EXERCISE
Change every "paragraph" to "text-block" in the lines of the material below, keep everything else the same, and leave out the pictures.

PROVIDED RECORDS
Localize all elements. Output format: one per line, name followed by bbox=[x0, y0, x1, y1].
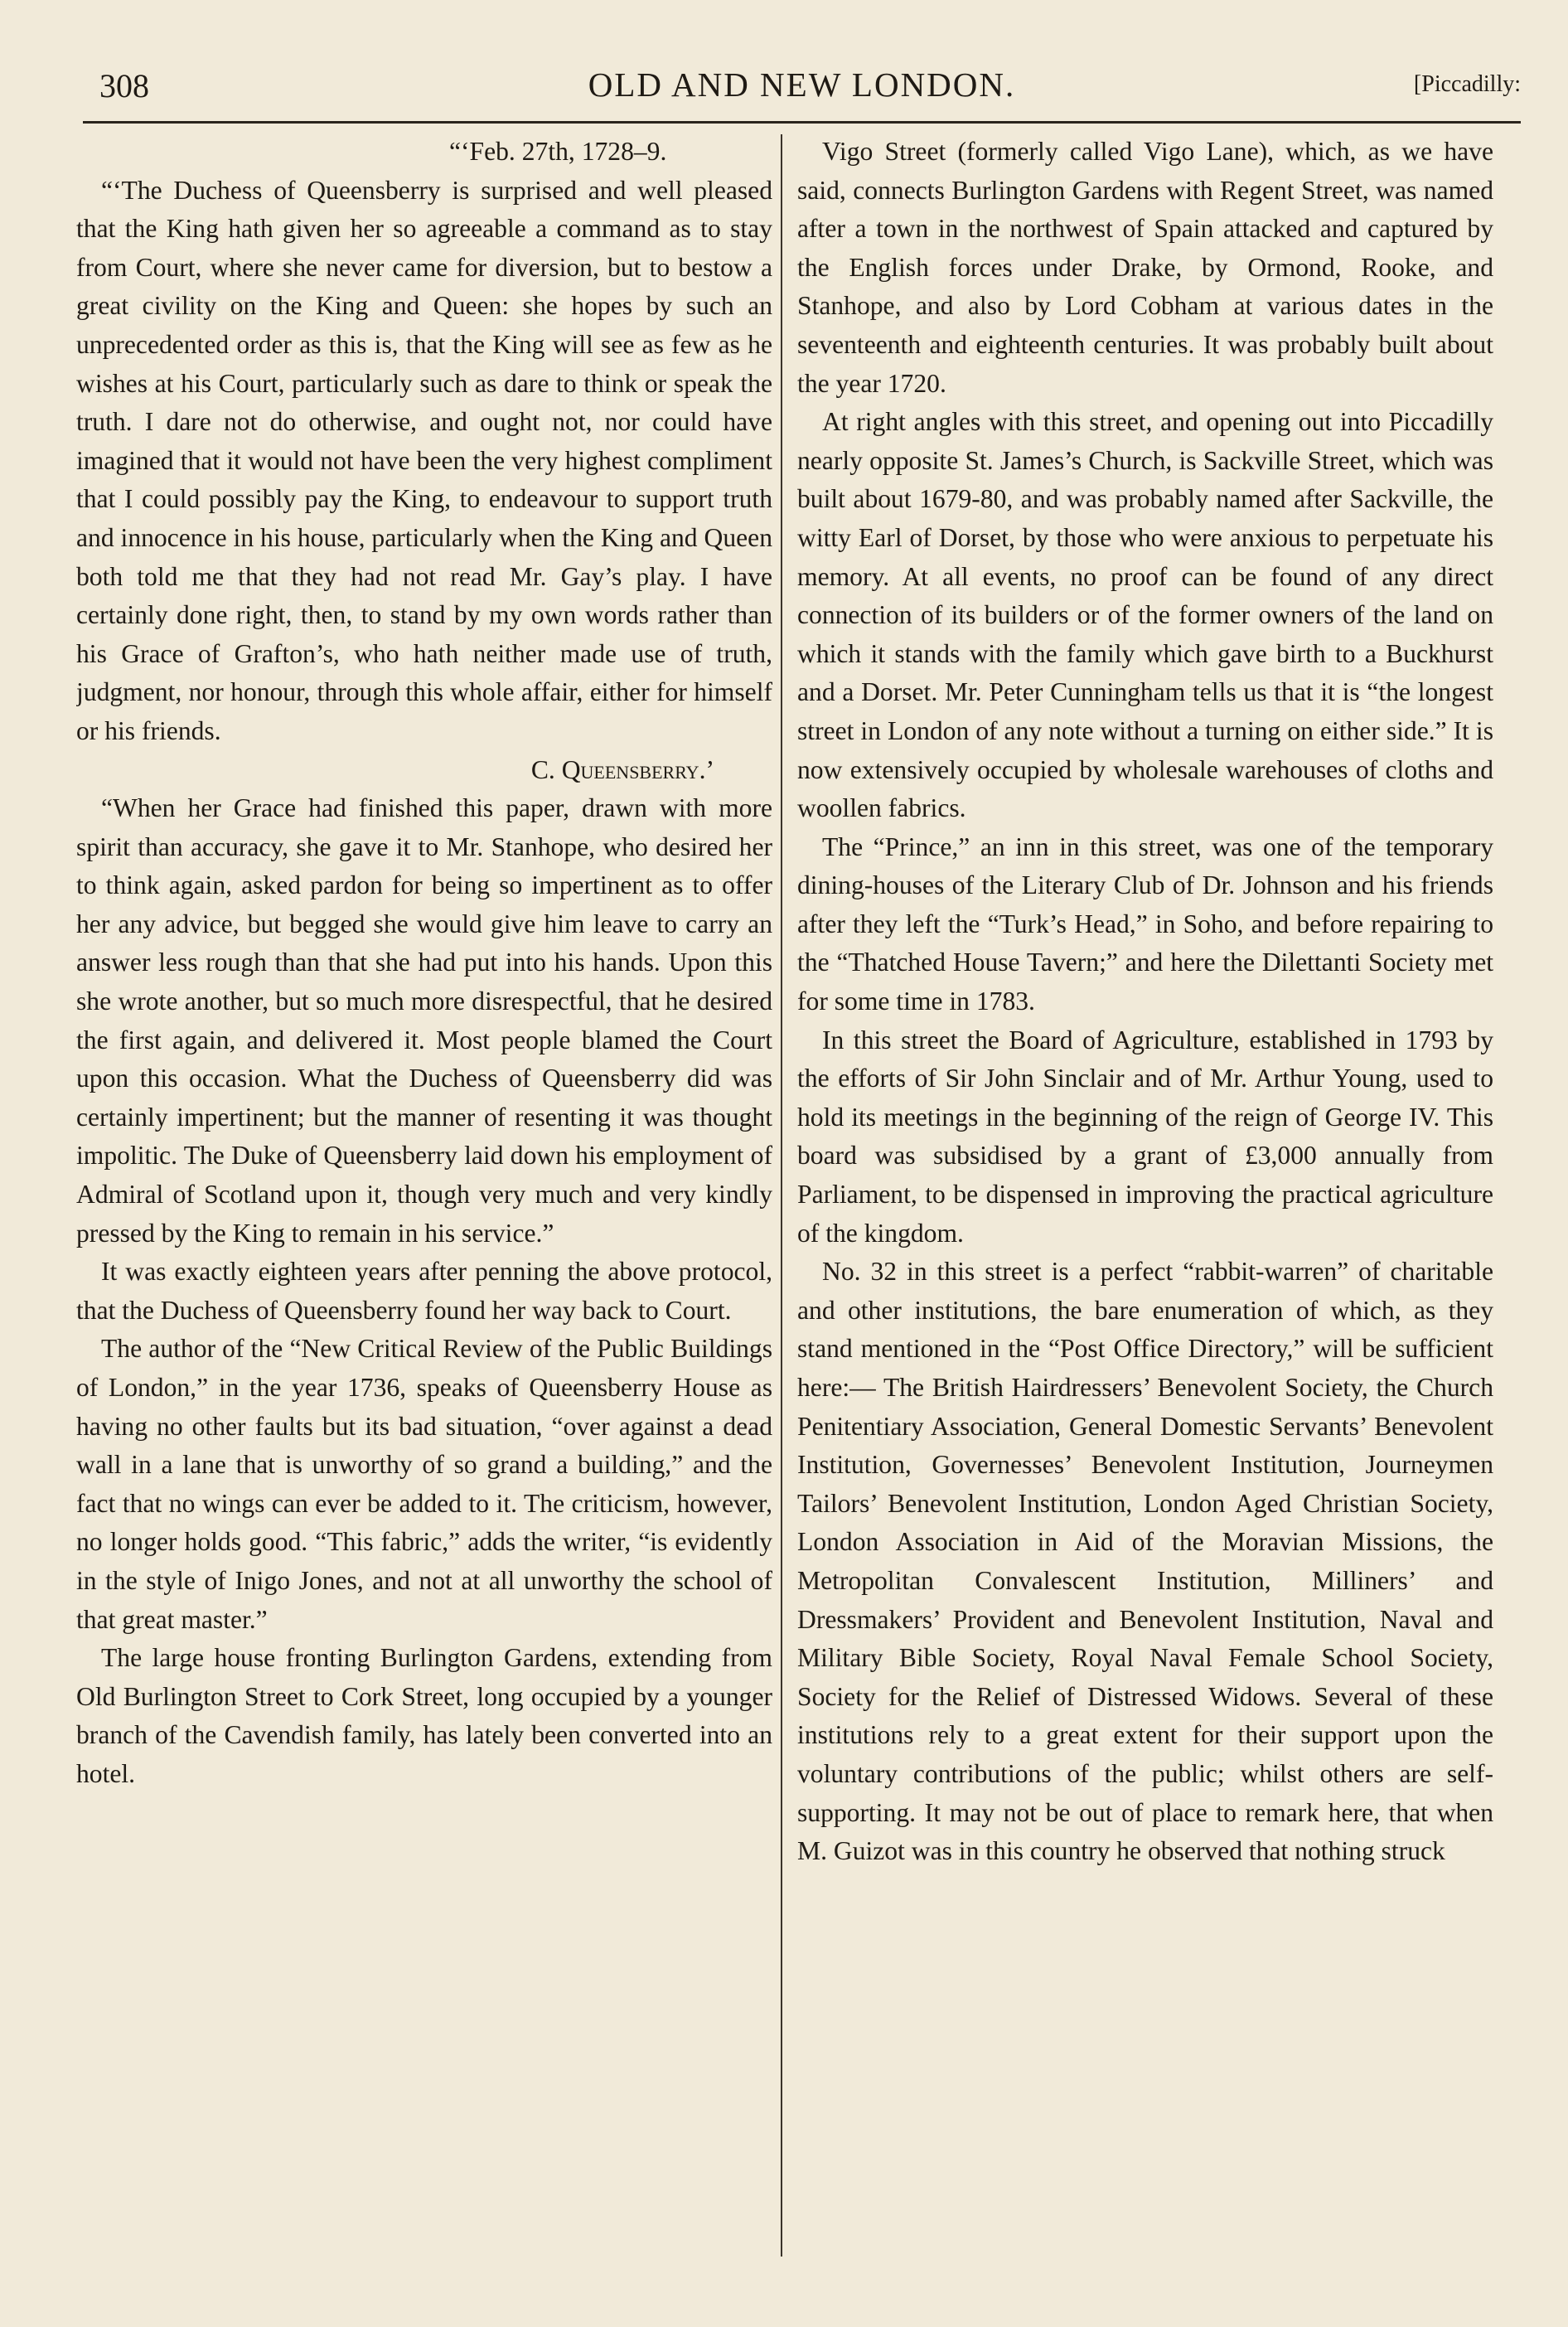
paragraph: No. 32 in this street is a perfect “rabbit-warren” of charitable and other institutions, the bare enumeration of which, as they stand mentioned in the “Post Office Directory,” will be sufficient here:— The British Hairdressers’ Benevolent Society, the Church Penitentiary Association, General Domestic Servants’ Benevolent Institution, Governesses’ Benevolent Institution, Journeymen Tailors’ Benevolent Institution, London Aged Christian Society, London Association in Aid of the Moravian Missions, the Metropolitan Convalescent Institution, Milliners’ and Dressmakers’ Provident and Benevolent Institution, Naval and Military Bible Society, Royal Naval Female School Society, Society for the Relief of Distressed Widows. Several of these institutions rely to a great extent for their support upon the voluntary contributions of the public; whilst others are self-supporting. It may not be out of place to remark here, that when M. Guizot was in this country he observed that nothing struck bbox=[797, 1257, 1493, 1866]
right-column bbox=[797, 133, 1493, 2288]
paragraph: At right angles with this street, and opening out into Piccadilly nearly opposite St. James’s Church, is Sackville Street, which was built about 1679-80, and was probably named after Sackville, the witty Earl of Dorset, by those who were anxious to perpetuate his memory. At all events, no proof can be found of any direct connection of its builders or of the former owners of the land on which it stands with the family which gave birth to a Buckhurst and a Dorset. Mr. Peter Cunningham tells us that it is “the longest street in London of any note without a turning on either side.” It is now extensively occupied by wholesale warehouses of cloths and woollen fabrics. bbox=[797, 407, 1493, 823]
column-divider bbox=[781, 134, 782, 2257]
page-number: 308 bbox=[99, 67, 149, 104]
paragraph: The author of the “New Critical Review of the Public Buildings of London,” in the year 1736, speaks of Queensberry House as having no other faults but its bad situation, “over against a dead wall in a lane that is unworthy of so grand a building,” and the fact that no wings can ever be added to it. The criticism, however, no longer holds good. “This fabric,” adds the writer, “is evidently in the style of Inigo Jones, and not at all unworthy the school of that great master.” bbox=[76, 1334, 772, 1634]
paragraph: “‘The Duchess of Queensberry is surprised and well pleased that the King hath given her so agreeable a command as to stay from Court, where she never came for diversion, but to bestow a great civility on the King and Queen: she hopes by such an unprecedented order as this is, that the King will see as few as he wishes at his Court, particularly such as dare to think or speak the truth. I dare not do otherwise, and ought not, nor could have imagined that it would not have been the very highest compliment that I could possibly pay the King, to endeavour to support truth and innocence in his house, particularly when the King and Queen both told me that they had not read Mr. Gay’s play. I have certainly done right, then, to stand by my own words rather than his Grace of Grafton’s, who hath neither made use of truth, judgment, nor honour, through this whole affair, either for himself or his friends. bbox=[76, 175, 772, 745]
left-column bbox=[76, 133, 772, 2288]
header-rule bbox=[83, 121, 1521, 124]
letter-date: “‘Feb. 27th, 1728–9. bbox=[449, 137, 667, 166]
page-header bbox=[83, 61, 1521, 111]
paragraph: In this street the Board of Agriculture, established in 1793 by the efforts of Sir John Sinclair and of Mr. Arthur Young, used to hold its meetings in the beginning of the reign of George IV. This board was subsidised by a grant of £3,000 annually from Parliament, to be dispensed in improving the practical agriculture of the kingdom. bbox=[797, 1025, 1493, 1248]
paragraph: Vigo Street (formerly called Vigo Lane), which, as we have said, connects Burlington Gardens with Regent Street, was named after a town in the northwest of Spain attacked and captured by the English forces under Drake, by Ormond, Rooke, and Stanhope, and also by Lord Cobham at various dates in the seventeenth and eighteenth centuries. It was probably built about the year 1720. bbox=[797, 137, 1493, 398]
running-title: OLD AND NEW LONDON. bbox=[588, 65, 1016, 104]
section-label: [Piccadilly: bbox=[1413, 71, 1521, 97]
paragraph: The large house fronting Burlington Gardens, extending from Old Burlington Street to Cork Street, long occupied by a younger branch of the Cavendish family, has lately been converted into an hotel. bbox=[76, 1643, 772, 1788]
paragraph: It was exactly eighteen years after penning the above protocol, that the Duchess of Queensberry found her way back to Court. bbox=[76, 1257, 772, 1325]
paragraph: “When her Grace had finished this paper, drawn with more spirit than accuracy, she gave it to Mr. Stanhope, who desired her to think again, asked pardon for being so impertinent as to offer her any advice, but begged she would give him leave to carry an answer less rough than that she had put into his hands. Upon this she wrote another, but so much more disrespectful, that he desired the first again, and delivered it. Most people blamed the Court upon this occasion. What the Duchess of Queensberry did was certainly impertinent; but the manner of resenting it was thought impolitic. The Duke of Queensberry laid down his employment of Admiral of Scotland upon it, though very much and very kindly pressed by the King to remain in his service.” bbox=[76, 793, 772, 1248]
paragraph: The “Prince,” an inn in this street, was one of the temporary dining-houses of the Literary Club of Dr. Johnson and his friends after they left the “Turk’s Head,” in Soho, and before repairing to the “Thatched House Tavern;” and here the Dilettanti Society met for some time in 1783. bbox=[797, 831, 1493, 1016]
letter-signature: C. Queensberry.’ bbox=[530, 754, 714, 784]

ANSWER TO THIS TASK
Localize all elements. Output format: one per line, name followed by bbox=[x0, y0, x1, y1].
text-block: No. 32 in this street is a perfect “rabbit-warren” of charitable and other institutions, the bare enumeration of which, as they stand mentioned in the “Post Office Directory,” will be sufficient here:— The British Hairdressers’ Benevolent Society, the Church Penitentiary Association, General Domestic Servants’ Benevolent Institution, Governesses’ Benevolent Institution, Journeymen Tailors’ Benevolent Institution, London Aged Christian Society, London Association in Aid of the Moravian Missions, the Metropolitan Convalescent Institution, Milliners’ and Dressmakers’ Provident and Benevolent Institution, Naval and Military Bible Society, Royal Naval Female School Society, Society for the Relief of Distressed Widows. Several of these institutions rely to a great extent for their support upon the voluntary contributions of the public; whilst others are self-supporting. It may not be out of place to remark here, that when M. Guizot was in this country he observed that nothing struck bbox=[797, 1257, 1493, 1866]
right-column bbox=[797, 133, 1493, 2288]
text-block: At right angles with this street, and opening out into Piccadilly nearly opposite St. James’s Church, is Sackville Street, which was built about 1679-80, and was probably named after Sackville, the witty Earl of Dorset, by those who were anxious to perpetuate his memory. At all events, no proof can be found of any direct connection of its builders or of the former owners of the land on which it stands with the family which gave birth to a Buckhurst and a Dorset. Mr. Peter Cunningham tells us that it is “the longest street in London of any note without a turning on either side.” It is now extensively occupied by wholesale warehouses of cloths and woollen fabrics. bbox=[797, 407, 1493, 823]
column-divider bbox=[781, 134, 782, 2257]
page-number: 308 bbox=[99, 67, 149, 104]
text-block: The author of the “New Critical Review of the Public Buildings of London,” in the year 1736, speaks of Queensberry House as having no other faults but its bad situation, “over against a dead wall in a lane that is unworthy of so grand a building,” and the fact that no wings can ever be added to it. The criticism, however, no longer holds good. “This fabric,” adds the writer, “is evidently in the style of Inigo Jones, and not at all unworthy the school of that great master.” bbox=[76, 1334, 772, 1634]
text-block: “‘The Duchess of Queensberry is surprised and well pleased that the King hath given her so agreeable a command as to stay from Court, where she never came for diversion, but to bestow a great civility on the King and Queen: she hopes by such an unprecedented order as this is, that the King will see as few as he wishes at his Court, particularly such as dare to think or speak the truth. I dare not do otherwise, and ought not, nor could have imagined that it would not have been the very highest compliment that I could possibly pay the King, to endeavour to support truth and innocence in his house, particularly when the King and Queen both told me that they had not read Mr. Gay’s play. I have certainly done right, then, to stand by my own words rather than his Grace of Grafton’s, who hath neither made use of truth, judgment, nor honour, through this whole affair, either for himself or his friends. bbox=[76, 175, 772, 745]
left-column bbox=[76, 133, 772, 2288]
header-rule bbox=[83, 121, 1521, 124]
letter-date: “‘Feb. 27th, 1728–9. bbox=[449, 137, 667, 166]
page-header bbox=[83, 61, 1521, 111]
text-block: In this street the Board of Agriculture, established in 1793 by the efforts of Sir John Sinclair and of Mr. Arthur Young, used to hold its meetings in the beginning of the reign of George IV. This board was subsidised by a grant of £3,000 annually from Parliament, to be dispensed in improving the practical agriculture of the kingdom. bbox=[797, 1025, 1493, 1248]
text-block: Vigo Street (formerly called Vigo Lane), which, as we have said, connects Burlington Gardens with Regent Street, was named after a town in the northwest of Spain attacked and captured by the English forces under Drake, by Ormond, Rooke, and Stanhope, and also by Lord Cobham at various dates in the seventeenth and eighteenth centuries. It was probably built about the year 1720. bbox=[797, 137, 1493, 398]
running-title: OLD AND NEW LONDON. bbox=[588, 65, 1016, 104]
section-label: [Piccadilly: bbox=[1413, 71, 1521, 97]
text-block: The large house fronting Burlington Gardens, extending from Old Burlington Street to Cork Street, long occupied by a younger branch of the Cavendish family, has lately been converted into an hotel. bbox=[76, 1643, 772, 1788]
text-block: It was exactly eighteen years after penning the above protocol, that the Duchess of Queensberry found her way back to Court. bbox=[76, 1257, 772, 1325]
text-block: “When her Grace had finished this paper, drawn with more spirit than accuracy, she gave it to Mr. Stanhope, who desired her to think again, asked pardon for being so impertinent as to offer her any advice, but begged she would give him leave to carry an answer less rough than that she had put into his hands. Upon this she wrote another, but so much more disrespectful, that he desired the first again, and delivered it. Most people blamed the Court upon this occasion. What the Duchess of Queensberry did was certainly impertinent; but the manner of resenting it was thought impolitic. The Duke of Queensberry laid down his employment of Admiral of Scotland upon it, though very much and very kindly pressed by the King to remain in his service.” bbox=[76, 793, 772, 1248]
text-block: The “Prince,” an inn in this street, was one of the temporary dining-houses of the Literary Club of Dr. Johnson and his friends after they left the “Turk’s Head,” in Soho, and before repairing to the “Thatched House Tavern;” and here the Dilettanti Society met for some time in 1783. bbox=[797, 831, 1493, 1016]
letter-signature: C. Queensberry.’ bbox=[530, 754, 714, 784]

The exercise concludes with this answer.